WHAT IS REQUIRED :: In the listing that follows, count every line with the word "mobiliare" in it and write only the total.

DATASET CONTENT ::
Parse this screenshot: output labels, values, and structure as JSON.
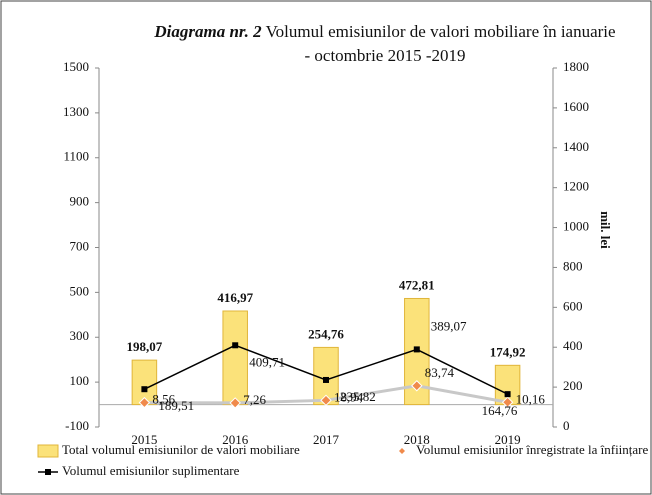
{
  "chart_data": {
    "type": "bar_line",
    "title_prefix": "Diagrama nr. 2",
    "title": "Volumul emisiunilor de valori mobiliare în ianuarie - octombrie 2015 -2019",
    "y2label": "mil. lei",
    "categories": [
      "2015",
      "2016",
      "2017",
      "2018",
      "2019"
    ],
    "ylim": [
      -100,
      1500
    ],
    "yticks": [
      -100,
      100,
      300,
      500,
      700,
      900,
      1100,
      1300,
      1500
    ],
    "y2lim": [
      0,
      1800
    ],
    "y2ticks": [
      0,
      200,
      400,
      600,
      800,
      1000,
      1200,
      1400,
      1600,
      1800
    ],
    "series": [
      {
        "name": "Total volumul emisiunilor de valori mobiliare",
        "kind": "bar",
        "color": "#fbe27a",
        "values": [
          198.07,
          416.97,
          254.76,
          472.81,
          174.92
        ],
        "value_labels": [
          "198,07",
          "416,97",
          "254,76",
          "472,81",
          "174,92"
        ]
      },
      {
        "name": "Volumul emisiunilor înregistrate la înființare",
        "kind": "point",
        "color": "#f08a4b",
        "values": [
          8.56,
          7.26,
          18.94,
          83.74,
          10.16
        ],
        "value_labels": [
          "8,56",
          "7,26",
          "18,94",
          "83,74",
          "10,16"
        ]
      },
      {
        "name": "Volumul emisiunilor suplimentare",
        "kind": "line",
        "axis": "y2",
        "color": "#000000",
        "values": [
          189.51,
          409.71,
          235.82,
          389.07,
          164.76
        ],
        "value_labels": [
          "189,51",
          "409,71",
          "235,82",
          "389,07",
          "164,76"
        ]
      }
    ]
  }
}
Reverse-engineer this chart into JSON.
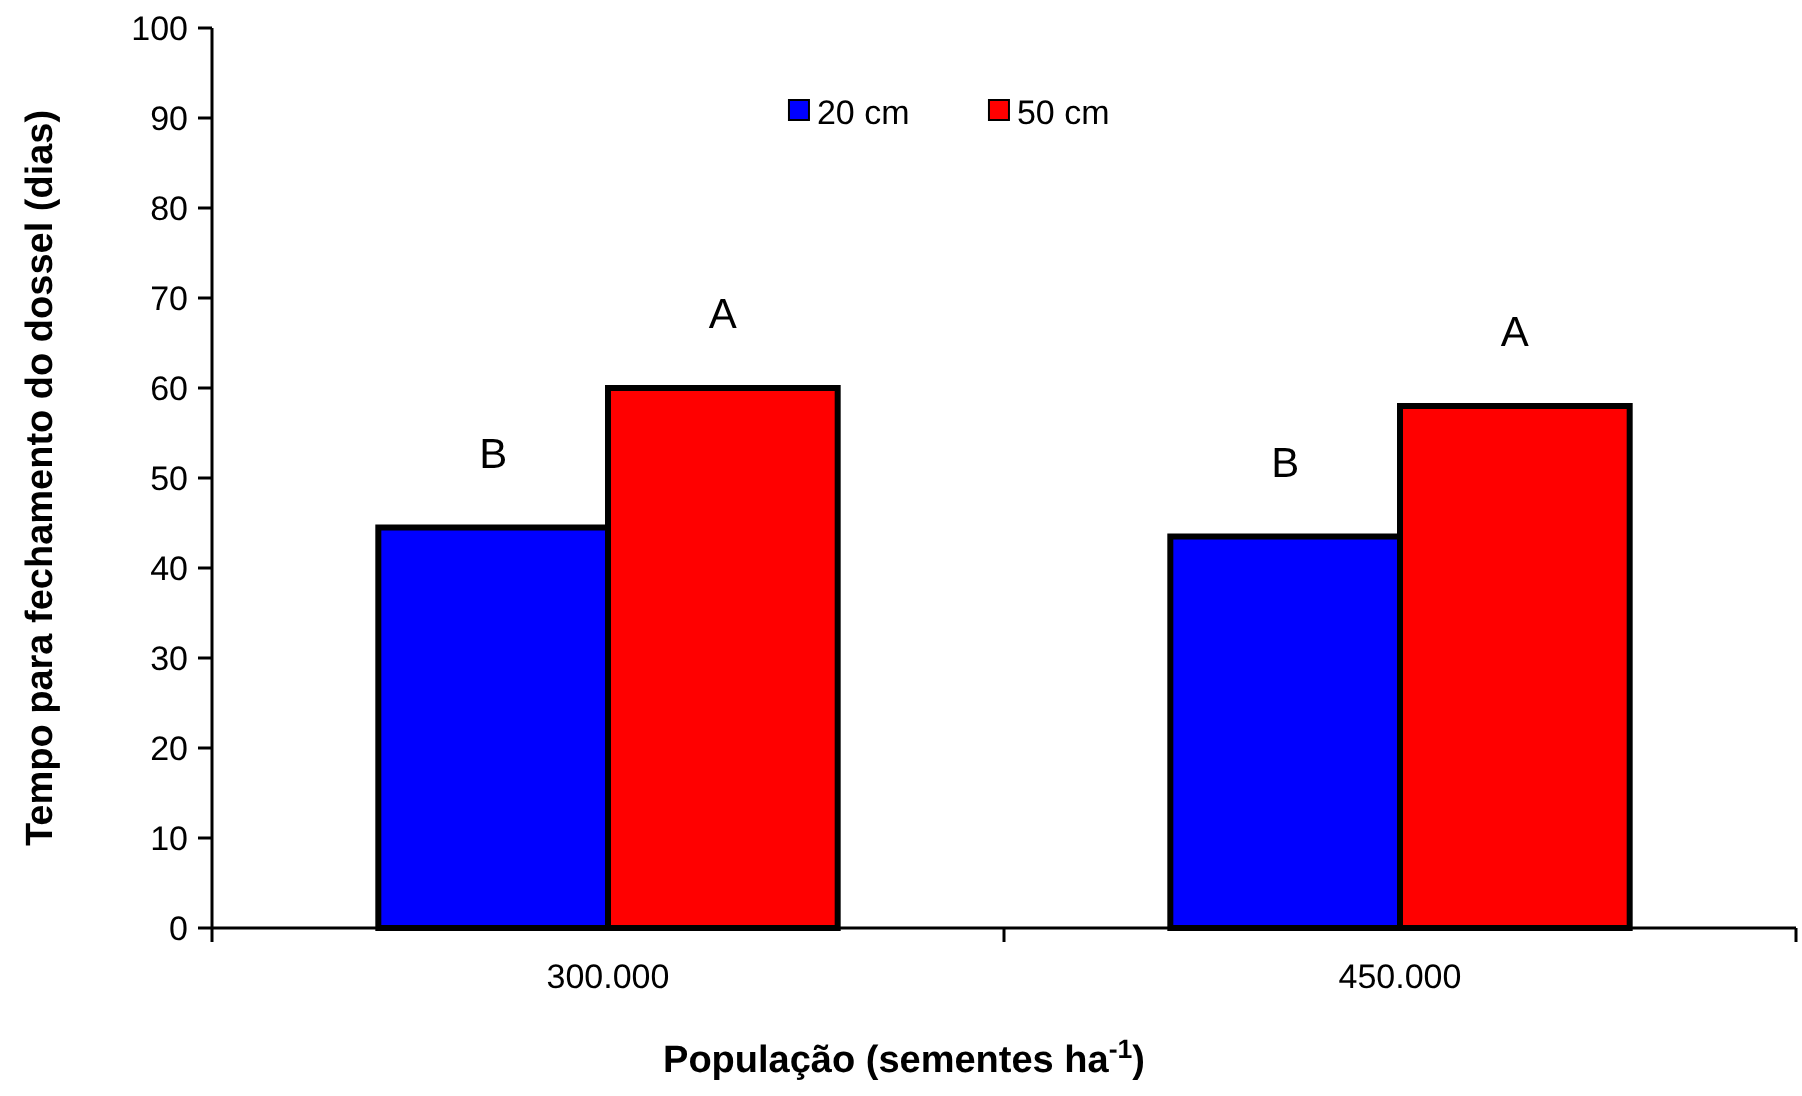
{
  "chart_data": {
    "type": "bar",
    "xlabel": "População (sementes ha$^{-1}$)",
    "ylabel": "Tempo para fechamento do dossel (dias)",
    "categories": [
      "300.000",
      "450.000"
    ],
    "series": [
      {
        "name": "20 cm",
        "color": "#0000ff",
        "values": [
          44.5,
          43.5
        ]
      },
      {
        "name": "50 cm",
        "color": "#ff0000",
        "values": [
          60,
          58
        ]
      }
    ],
    "ylim": [
      0,
      100
    ],
    "yticks": [
      0,
      10,
      20,
      30,
      40,
      50,
      60,
      70,
      80,
      90,
      100
    ],
    "grid": false,
    "legend": "top",
    "annotations": [
      {
        "text": "B",
        "x": "300.000",
        "y": 44.5
      },
      {
        "text": "A",
        "x": "300.000",
        "y": 60
      },
      {
        "text": "B",
        "x": "450.000",
        "y": 43.5
      },
      {
        "text": "A",
        "x": "450.000",
        "y": 58
      }
    ]
  }
}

EXERCISE SOLUTION :: 2